— Start —
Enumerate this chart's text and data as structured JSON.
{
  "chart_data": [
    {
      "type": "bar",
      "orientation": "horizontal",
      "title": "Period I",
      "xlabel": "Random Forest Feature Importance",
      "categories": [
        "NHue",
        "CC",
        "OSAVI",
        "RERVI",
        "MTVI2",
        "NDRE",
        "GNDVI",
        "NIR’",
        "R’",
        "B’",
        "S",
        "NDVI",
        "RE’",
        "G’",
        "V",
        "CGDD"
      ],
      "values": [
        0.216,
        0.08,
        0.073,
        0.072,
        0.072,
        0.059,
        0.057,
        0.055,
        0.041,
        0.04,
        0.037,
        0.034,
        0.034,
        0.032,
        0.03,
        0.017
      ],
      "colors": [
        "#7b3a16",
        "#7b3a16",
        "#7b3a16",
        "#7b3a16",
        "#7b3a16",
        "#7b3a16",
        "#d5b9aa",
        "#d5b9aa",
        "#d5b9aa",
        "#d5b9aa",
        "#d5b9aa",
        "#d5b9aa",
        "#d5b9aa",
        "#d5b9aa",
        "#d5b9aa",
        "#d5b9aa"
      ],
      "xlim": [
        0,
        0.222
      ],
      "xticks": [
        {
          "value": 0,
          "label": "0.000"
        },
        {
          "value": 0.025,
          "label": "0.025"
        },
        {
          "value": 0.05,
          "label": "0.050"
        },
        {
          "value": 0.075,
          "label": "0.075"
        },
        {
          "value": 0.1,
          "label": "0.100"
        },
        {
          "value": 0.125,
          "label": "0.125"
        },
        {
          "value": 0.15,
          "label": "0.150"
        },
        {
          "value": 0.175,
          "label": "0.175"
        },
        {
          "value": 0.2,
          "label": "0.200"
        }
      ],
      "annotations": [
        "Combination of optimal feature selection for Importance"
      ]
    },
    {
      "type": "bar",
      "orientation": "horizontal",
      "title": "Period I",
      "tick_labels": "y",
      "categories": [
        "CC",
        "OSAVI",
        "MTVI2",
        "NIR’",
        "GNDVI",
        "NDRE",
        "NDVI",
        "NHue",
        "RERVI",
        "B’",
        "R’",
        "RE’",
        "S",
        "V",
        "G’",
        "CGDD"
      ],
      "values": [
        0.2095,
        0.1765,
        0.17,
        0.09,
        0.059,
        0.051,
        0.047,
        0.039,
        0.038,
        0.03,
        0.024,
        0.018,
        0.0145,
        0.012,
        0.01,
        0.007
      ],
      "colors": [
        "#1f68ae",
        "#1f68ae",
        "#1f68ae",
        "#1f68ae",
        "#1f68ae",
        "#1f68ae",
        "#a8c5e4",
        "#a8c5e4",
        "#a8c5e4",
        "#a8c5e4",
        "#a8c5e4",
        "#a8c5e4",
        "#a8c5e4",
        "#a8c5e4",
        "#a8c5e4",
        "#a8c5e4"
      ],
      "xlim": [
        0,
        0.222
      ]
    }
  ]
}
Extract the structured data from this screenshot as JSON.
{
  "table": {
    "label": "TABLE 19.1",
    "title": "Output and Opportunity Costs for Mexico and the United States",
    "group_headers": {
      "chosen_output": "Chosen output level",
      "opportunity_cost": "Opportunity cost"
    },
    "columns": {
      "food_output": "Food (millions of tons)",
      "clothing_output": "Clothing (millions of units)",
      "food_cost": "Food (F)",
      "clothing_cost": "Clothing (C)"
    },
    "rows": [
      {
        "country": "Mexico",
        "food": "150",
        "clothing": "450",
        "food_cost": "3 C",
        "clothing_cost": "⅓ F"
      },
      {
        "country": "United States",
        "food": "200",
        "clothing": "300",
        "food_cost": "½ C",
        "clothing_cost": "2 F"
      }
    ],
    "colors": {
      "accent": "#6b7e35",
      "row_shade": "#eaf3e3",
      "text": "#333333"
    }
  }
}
— End —
[What you need to do]: Repeat every line of the material exactly as given.

[Problem solution]:
Enumerate this chart's text and data as structured JSON.
{
  "chart_data": [
    {
      "type": "bar",
      "orientation": "horizontal",
      "title": "Period I",
      "xlabel": "Random Forest Feature Importance",
      "categories": [
        "NHue",
        "CC",
        "OSAVI",
        "RERVI",
        "MTVI2",
        "NDRE",
        "GNDVI",
        "NIR’",
        "R’",
        "B’",
        "S",
        "NDVI",
        "RE’",
        "G’",
        "V",
        "CGDD"
      ],
      "values": [
        0.216,
        0.08,
        0.073,
        0.072,
        0.072,
        0.059,
        0.057,
        0.055,
        0.041,
        0.04,
        0.037,
        0.034,
        0.034,
        0.032,
        0.03,
        0.017
      ],
      "colors": [
        "#7b3a16",
        "#7b3a16",
        "#7b3a16",
        "#7b3a16",
        "#7b3a16",
        "#7b3a16",
        "#d5b9aa",
        "#d5b9aa",
        "#d5b9aa",
        "#d5b9aa",
        "#d5b9aa",
        "#d5b9aa",
        "#d5b9aa",
        "#d5b9aa",
        "#d5b9aa",
        "#d5b9aa"
      ],
      "xlim": [
        0,
        0.222
      ],
      "xticks": [
        {
          "value": 0,
          "label": "0.000"
        },
        {
          "value": 0.025,
          "label": "0.025"
        },
        {
          "value": 0.05,
          "label": "0.050"
        },
        {
          "value": 0.075,
          "label": "0.075"
        },
        {
          "value": 0.1,
          "label": "0.100"
        },
        {
          "value": 0.125,
          "label": "0.125"
        },
        {
          "value": 0.15,
          "label": "0.150"
        },
        {
          "value": 0.175,
          "label": "0.175"
        },
        {
          "value": 0.2,
          "label": "0.200"
        }
      ],
      "annotations": [
        "Combination of optimal feature selection for Importance"
      ]
    },
    {
      "type": "bar",
      "orientation": "horizontal",
      "title": "Period I",
      "tick_labels": "y",
      "categories": [
        "CC",
        "OSAVI",
        "MTVI2",
        "NIR’",
        "GNDVI",
        "NDRE",
        "NDVI",
        "NHue",
        "RERVI",
        "B’",
        "R’",
        "RE’",
        "S",
        "V",
        "G’",
        "CGDD"
      ],
      "values": [
        0.2095,
        0.1765,
        0.17,
        0.09,
        0.059,
        0.051,
        0.047,
        0.039,
        0.038,
        0.03,
        0.024,
        0.018,
        0.0145,
        0.012,
        0.01,
        0.007
      ],
      "colors": [
        "#1f68ae",
        "#1f68ae",
        "#1f68ae",
        "#1f68ae",
        "#1f68ae",
        "#1f68ae",
        "#a8c5e4",
        "#a8c5e4",
        "#a8c5e4",
        "#a8c5e4",
        "#a8c5e4",
        "#a8c5e4",
        "#a8c5e4",
        "#a8c5e4",
        "#a8c5e4",
        "#a8c5e4"
      ],
      "xlim": [
        0,
        0.222
      ]
    }
  ]
}
Extract the structured data from this screenshot as JSON.
{
  "table": {
    "label": "TABLE 19.1",
    "title": "Output and Opportunity Costs for Mexico and the United States",
    "group_headers": {
      "chosen_output": "Chosen output level",
      "opportunity_cost": "Opportunity cost"
    },
    "columns": {
      "food_output": "Food (millions of tons)",
      "clothing_output": "Clothing (millions of units)",
      "food_cost": "Food (F)",
      "clothing_cost": "Clothing (C)"
    },
    "rows": [
      {
        "country": "Mexico",
        "food": "150",
        "clothing": "450",
        "food_cost": "3 C",
        "clothing_cost": "⅓ F"
      },
      {
        "country": "United States",
        "food": "200",
        "clothing": "300",
        "food_cost": "½ C",
        "clothing_cost": "2 F"
      }
    ],
    "colors": {
      "accent": "#6b7e35",
      "row_shade": "#eaf3e3",
      "text": "#333333"
    }
  }
}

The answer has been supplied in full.